• _TASK PROMPT_: Extract every record, exactly as written, and ignore the pictures.

Stored data

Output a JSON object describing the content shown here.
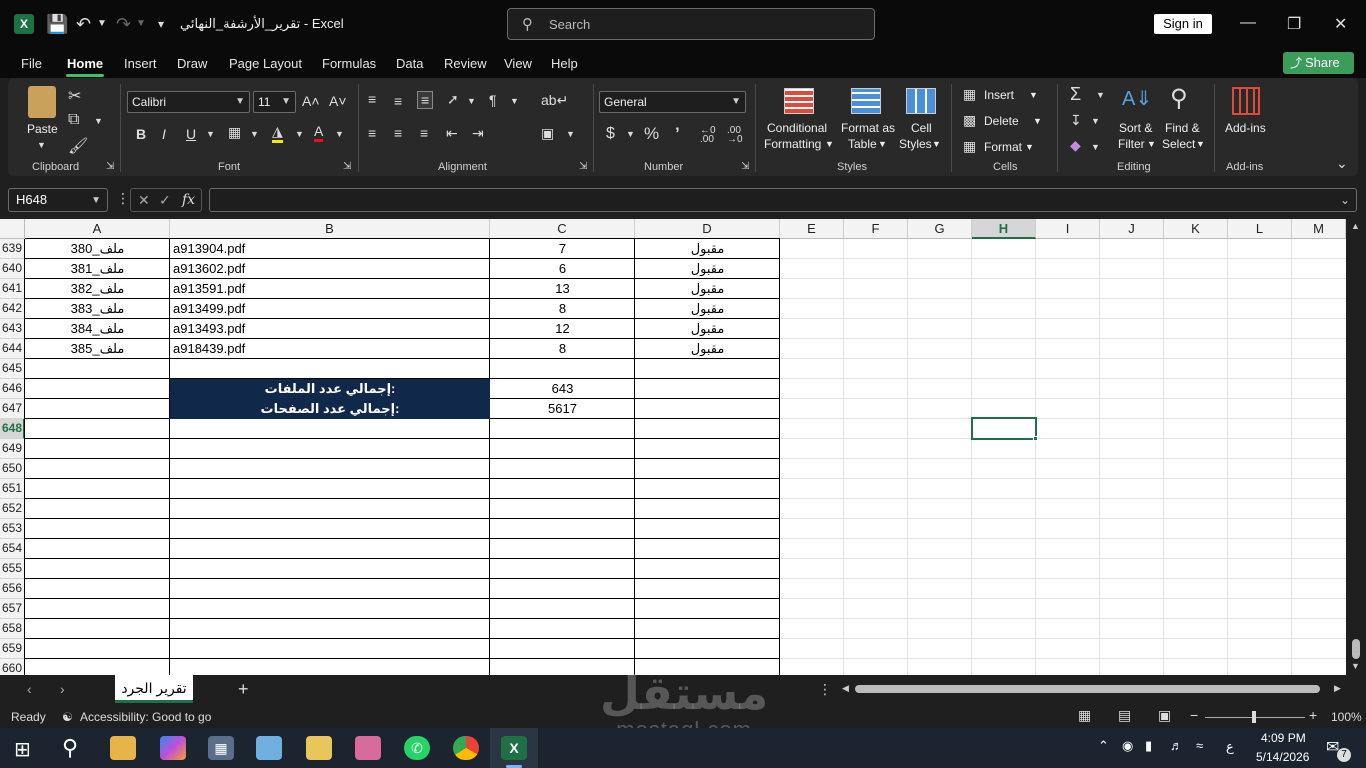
{
  "app": {
    "title": "تقرير_الأرشفة_النهائي  -  Excel",
    "search_placeholder": "Search",
    "sign_in": "Sign in",
    "share": "Share"
  },
  "menu": [
    "File",
    "Home",
    "Insert",
    "Draw",
    "Page Layout",
    "Formulas",
    "Data",
    "Review",
    "View",
    "Help"
  ],
  "ribbon": {
    "clipboard": {
      "paste": "Paste",
      "label": "Clipboard"
    },
    "font": {
      "name": "Calibri",
      "size": "11",
      "label": "Font",
      "bold": "B",
      "italic": "I",
      "underline": "U"
    },
    "alignment": {
      "label": "Alignment"
    },
    "number": {
      "format": "General",
      "label": "Number",
      "currency": "$",
      "percent": "%"
    },
    "styles": {
      "conditional": "Conditional\nFormatting",
      "conditional_l1": "Conditional",
      "conditional_l2": "Formatting",
      "format_table_l1": "Format as",
      "format_table_l2": "Table",
      "cell_styles_l1": "Cell",
      "cell_styles_l2": "Styles",
      "label": "Styles"
    },
    "cells": {
      "insert": "Insert",
      "delete": "Delete",
      "format": "Format",
      "label": "Cells"
    },
    "editing": {
      "sort_l1": "Sort &",
      "sort_l2": "Filter",
      "find_l1": "Find &",
      "find_l2": "Select",
      "label": "Editing"
    },
    "addins": {
      "button": "Add-ins",
      "label": "Add-ins"
    }
  },
  "formula_bar": {
    "name_box": "H648",
    "fx": "fx",
    "value": ""
  },
  "columns": [
    "A",
    "B",
    "C",
    "D",
    "E",
    "F",
    "G",
    "H",
    "I",
    "J",
    "K",
    "L",
    "M"
  ],
  "selected_column": "H",
  "rows": [
    "639",
    "640",
    "641",
    "642",
    "643",
    "644",
    "645",
    "646",
    "647",
    "648",
    "649",
    "650",
    "651",
    "652",
    "653",
    "654",
    "655",
    "656",
    "657",
    "658",
    "659",
    "660"
  ],
  "selected_row": "648",
  "table_rows": [
    {
      "a": "ملف_380",
      "b": "a913904.pdf",
      "c": "7",
      "d": "مقبول"
    },
    {
      "a": "ملف_381",
      "b": "a913602.pdf",
      "c": "6",
      "d": "مقبول"
    },
    {
      "a": "ملف_382",
      "b": "a913591.pdf",
      "c": "13",
      "d": "مقبول"
    },
    {
      "a": "ملف_383",
      "b": "a913499.pdf",
      "c": "8",
      "d": "مقبول"
    },
    {
      "a": "ملف_384",
      "b": "a913493.pdf",
      "c": "12",
      "d": "مقبول"
    },
    {
      "a": "ملف_385",
      "b": "a918439.pdf",
      "c": "8",
      "d": "مقبول"
    }
  ],
  "totals": [
    {
      "label": "إجمالي عدد الملفات:",
      "value": "643"
    },
    {
      "label": "إجمالي عدد الصفحات:",
      "value": "5617"
    }
  ],
  "sheet_tab": "تقرير الجرد",
  "status": {
    "ready": "Ready",
    "accessibility": "Accessibility: Good to go",
    "zoom": "100%"
  },
  "taskbar": {
    "time": "4:09 PM",
    "date": "5/14/2026",
    "lang": "ع",
    "notif": "7"
  },
  "watermark": {
    "arabic": "مستقل",
    "latin": "mostaql.com"
  }
}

• _WRITTEN ANSWER_:
Output a JSON object describing the content shown here.
{
  "app": {
    "title": "تقرير_الأرشفة_النهائي  -  Excel",
    "search_placeholder": "Search",
    "sign_in": "Sign in",
    "share": "Share"
  },
  "menu": [
    "File",
    "Home",
    "Insert",
    "Draw",
    "Page Layout",
    "Formulas",
    "Data",
    "Review",
    "View",
    "Help"
  ],
  "ribbon": {
    "clipboard": {
      "paste": "Paste",
      "label": "Clipboard"
    },
    "font": {
      "name": "Calibri",
      "size": "11",
      "label": "Font",
      "bold": "B",
      "italic": "I",
      "underline": "U"
    },
    "alignment": {
      "label": "Alignment"
    },
    "number": {
      "format": "General",
      "label": "Number",
      "currency": "$",
      "percent": "%"
    },
    "styles": {
      "conditional": "Conditional\nFormatting",
      "conditional_l1": "Conditional",
      "conditional_l2": "Formatting",
      "format_table_l1": "Format as",
      "format_table_l2": "Table",
      "cell_styles_l1": "Cell",
      "cell_styles_l2": "Styles",
      "label": "Styles"
    },
    "cells": {
      "insert": "Insert",
      "delete": "Delete",
      "format": "Format",
      "label": "Cells"
    },
    "editing": {
      "sort_l1": "Sort &",
      "sort_l2": "Filter",
      "find_l1": "Find &",
      "find_l2": "Select",
      "label": "Editing"
    },
    "addins": {
      "button": "Add-ins",
      "label": "Add-ins"
    }
  },
  "formula_bar": {
    "name_box": "H648",
    "fx": "fx",
    "value": ""
  },
  "columns": [
    "A",
    "B",
    "C",
    "D",
    "E",
    "F",
    "G",
    "H",
    "I",
    "J",
    "K",
    "L",
    "M"
  ],
  "selected_column": "H",
  "rows": [
    "639",
    "640",
    "641",
    "642",
    "643",
    "644",
    "645",
    "646",
    "647",
    "648",
    "649",
    "650",
    "651",
    "652",
    "653",
    "654",
    "655",
    "656",
    "657",
    "658",
    "659",
    "660"
  ],
  "selected_row": "648",
  "table_rows": [
    {
      "a": "ملف_380",
      "b": "a913904.pdf",
      "c": "7",
      "d": "مقبول"
    },
    {
      "a": "ملف_381",
      "b": "a913602.pdf",
      "c": "6",
      "d": "مقبول"
    },
    {
      "a": "ملف_382",
      "b": "a913591.pdf",
      "c": "13",
      "d": "مقبول"
    },
    {
      "a": "ملف_383",
      "b": "a913499.pdf",
      "c": "8",
      "d": "مقبول"
    },
    {
      "a": "ملف_384",
      "b": "a913493.pdf",
      "c": "12",
      "d": "مقبول"
    },
    {
      "a": "ملف_385",
      "b": "a918439.pdf",
      "c": "8",
      "d": "مقبول"
    }
  ],
  "totals": [
    {
      "label": "إجمالي عدد الملفات:",
      "value": "643"
    },
    {
      "label": "إجمالي عدد الصفحات:",
      "value": "5617"
    }
  ],
  "sheet_tab": "تقرير الجرد",
  "status": {
    "ready": "Ready",
    "accessibility": "Accessibility: Good to go",
    "zoom": "100%"
  },
  "taskbar": {
    "time": "4:09 PM",
    "date": "5/14/2026",
    "lang": "ع",
    "notif": "7"
  },
  "watermark": {
    "arabic": "مستقل",
    "latin": "mostaql.com"
  }
}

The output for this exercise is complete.